> _Your objective_
Please state the short title given to the new subchapter in the Delaware bill text.

> _Text block_
····················

WHEREAS, the Model Employment Termination Act reflects a fair and well-balanced compromise between the competing interests of employers and employees; and
WHEREAS, the General Assembly desires to extend the protections in the Model Employment Termination Act to all Delaware citizens and employers.
NOW, THEREFORE:
BE IT ENACTED BY THE GENERAL ASSEMBLY OF THE STATE OF DELAWARE:
Section 1.Amend Chapter 7, Title 19 of the Delaware Code by adding a new "Subchapter V" thereto as follows:
"Subchapter V.Employee Protection From Wrongful Termination Act.
§740. Short Title.
This subchapter shall be known as the ‘Employee Protection From Wrongful Termination Act.'
§741. Scope of act; pre-emption of common law rights and remedies.
(a) This Subchapter shall not apply to any termination occurring prior to the its effective date;
(b) This Act shall not apply to a termination which occurs at the expiration of an express oral or written agreement of employment for a specified duration, which was valid, subsisting, and in effect on the effective date of this Subchapter;
(c) Except as provided in subsection (e), this Subchapter displaces and extinguishes all common-law rights and claims of a terminated employee against the employer, its officers, directors, and employees, which are based on the termination or on acts taken or statements made that are reasonably necessary to initiate or effect the termination if the employee's termination requires good cause under §743(a), is subject to an agreement for severance pay under §744(c), or is permitted by the expiration of an agreement for a specified duration under §744(d);
(d) An employee whose termination is not subject to §743(a) or §744(d) and who is not a party to an agreement under §744(c) retains all common-law rights and claims;
(e) This Subchapter does not displace or extinguish rights or claims of a terminated employee against an employer arising under state or federal statutes or administrative rules or regulations having the force of law, a collective-bargaining agreement between an employer and a labor organization, or an express oral or written agreement relating to employment which does not violate this Subchapter. Those rights and claims may not be asserted under this Subchapter, except as otherwise provided in this Subchapter. The existence or adjudication of those rights or claims does not limit the employee's rights or claims under this Subchapter, except as stated in 747(d).

····················

> _Records shown_
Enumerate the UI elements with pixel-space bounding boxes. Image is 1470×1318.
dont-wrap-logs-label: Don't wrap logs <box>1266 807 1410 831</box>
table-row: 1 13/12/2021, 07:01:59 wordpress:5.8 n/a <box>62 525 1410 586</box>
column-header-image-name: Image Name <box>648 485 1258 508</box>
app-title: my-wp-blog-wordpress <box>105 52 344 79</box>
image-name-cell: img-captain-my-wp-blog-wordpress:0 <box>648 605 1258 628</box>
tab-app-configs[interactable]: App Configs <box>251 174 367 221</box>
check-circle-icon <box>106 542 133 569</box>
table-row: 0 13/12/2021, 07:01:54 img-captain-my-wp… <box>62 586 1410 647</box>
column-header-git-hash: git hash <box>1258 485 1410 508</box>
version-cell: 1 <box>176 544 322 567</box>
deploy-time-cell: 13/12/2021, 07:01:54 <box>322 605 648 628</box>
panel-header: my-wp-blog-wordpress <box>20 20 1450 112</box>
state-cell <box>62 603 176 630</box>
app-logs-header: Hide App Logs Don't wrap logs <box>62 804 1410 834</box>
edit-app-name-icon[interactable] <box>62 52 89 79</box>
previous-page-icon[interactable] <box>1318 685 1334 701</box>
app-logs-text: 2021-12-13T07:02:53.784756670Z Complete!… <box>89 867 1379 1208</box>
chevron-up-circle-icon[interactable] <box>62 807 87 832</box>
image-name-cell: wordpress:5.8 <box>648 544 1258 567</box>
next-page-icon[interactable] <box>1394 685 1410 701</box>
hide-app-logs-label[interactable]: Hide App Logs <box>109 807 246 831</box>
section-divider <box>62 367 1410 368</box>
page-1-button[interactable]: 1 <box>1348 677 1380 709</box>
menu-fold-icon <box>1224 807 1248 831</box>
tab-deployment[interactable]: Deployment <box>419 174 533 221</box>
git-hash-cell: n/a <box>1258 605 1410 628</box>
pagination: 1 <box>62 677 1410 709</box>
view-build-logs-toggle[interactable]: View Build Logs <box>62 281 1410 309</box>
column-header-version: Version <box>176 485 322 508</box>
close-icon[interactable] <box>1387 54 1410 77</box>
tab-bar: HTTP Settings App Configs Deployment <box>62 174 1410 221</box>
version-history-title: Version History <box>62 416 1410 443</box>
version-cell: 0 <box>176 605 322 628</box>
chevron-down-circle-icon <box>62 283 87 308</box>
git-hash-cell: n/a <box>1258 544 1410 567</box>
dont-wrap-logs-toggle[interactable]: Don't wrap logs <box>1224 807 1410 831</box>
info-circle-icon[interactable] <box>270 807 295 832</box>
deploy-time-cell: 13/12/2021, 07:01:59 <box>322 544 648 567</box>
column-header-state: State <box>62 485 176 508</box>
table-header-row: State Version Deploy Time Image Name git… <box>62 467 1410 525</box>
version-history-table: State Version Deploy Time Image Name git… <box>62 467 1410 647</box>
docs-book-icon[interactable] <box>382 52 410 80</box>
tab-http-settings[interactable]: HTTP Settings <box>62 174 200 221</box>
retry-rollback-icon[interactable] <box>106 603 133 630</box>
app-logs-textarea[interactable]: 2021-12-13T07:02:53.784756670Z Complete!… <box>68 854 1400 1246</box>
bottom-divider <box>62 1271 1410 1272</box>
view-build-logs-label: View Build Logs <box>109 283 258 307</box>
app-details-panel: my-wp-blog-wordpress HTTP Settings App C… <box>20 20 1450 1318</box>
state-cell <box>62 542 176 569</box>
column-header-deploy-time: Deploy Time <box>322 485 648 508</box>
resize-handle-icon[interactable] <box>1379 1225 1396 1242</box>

····················

> _Task solution_
The Employee Protection From Wrongful Termination Act.